Given problem: Without including any pictures, write out the listing below exactly.

--- START Records provided ---

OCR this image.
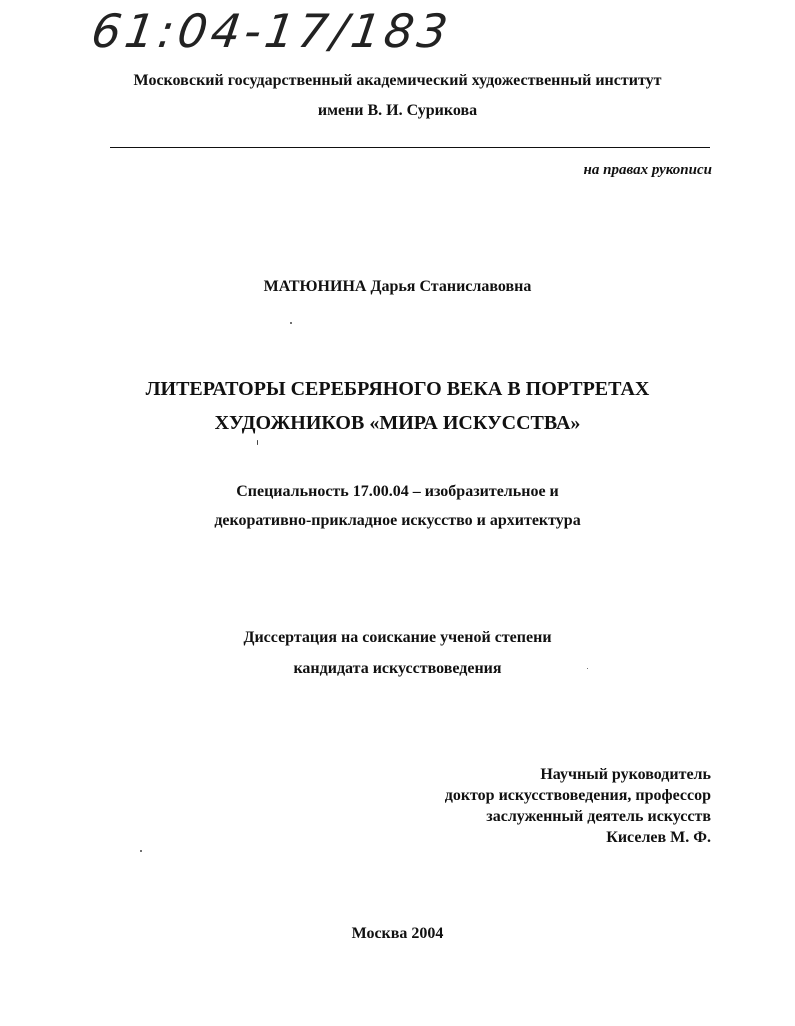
61:04-17/183
Московский государственный академический художественный институт
имени В. И. Сурикова
на правах рукописи
МАТЮНИНА Дарья Станиславовна
ЛИТЕРАТОРЫ СЕРЕБРЯНОГО ВЕКА В ПОРТРЕТАХ
ХУДОЖНИКОВ «МИРА ИСКУССТВА»
Специальность 17.00.04 – изобразительное и
декоративно-прикладное искусство и архитектура
Диссертация на соискание ученой степени
кандидата искусствоведения
Научный руководитель
доктор искусствоведения, профессор
заслуженный деятель искусств
Киселев М. Ф.
Москва 2004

--- END Records provided ---

Response:
OCR this image.
61:04-17/183
Московский государственный академический художественный институт
имени В. И. Сурикова
на правах рукописи
МАТЮНИНА Дарья Станиславовна
ЛИТЕРАТОРЫ СЕРЕБРЯНОГО ВЕКА В ПОРТРЕТАХ
ХУДОЖНИКОВ «МИРА ИСКУССТВА»
Специальность 17.00.04 – изобразительное и
декоративно-прикладное искусство и архитектура
Диссертация на соискание ученой степени
кандидата искусствоведения
Научный руководитель
доктор искусствоведения, профессор
заслуженный деятель искусств
Киселев М. Ф.
Москва 2004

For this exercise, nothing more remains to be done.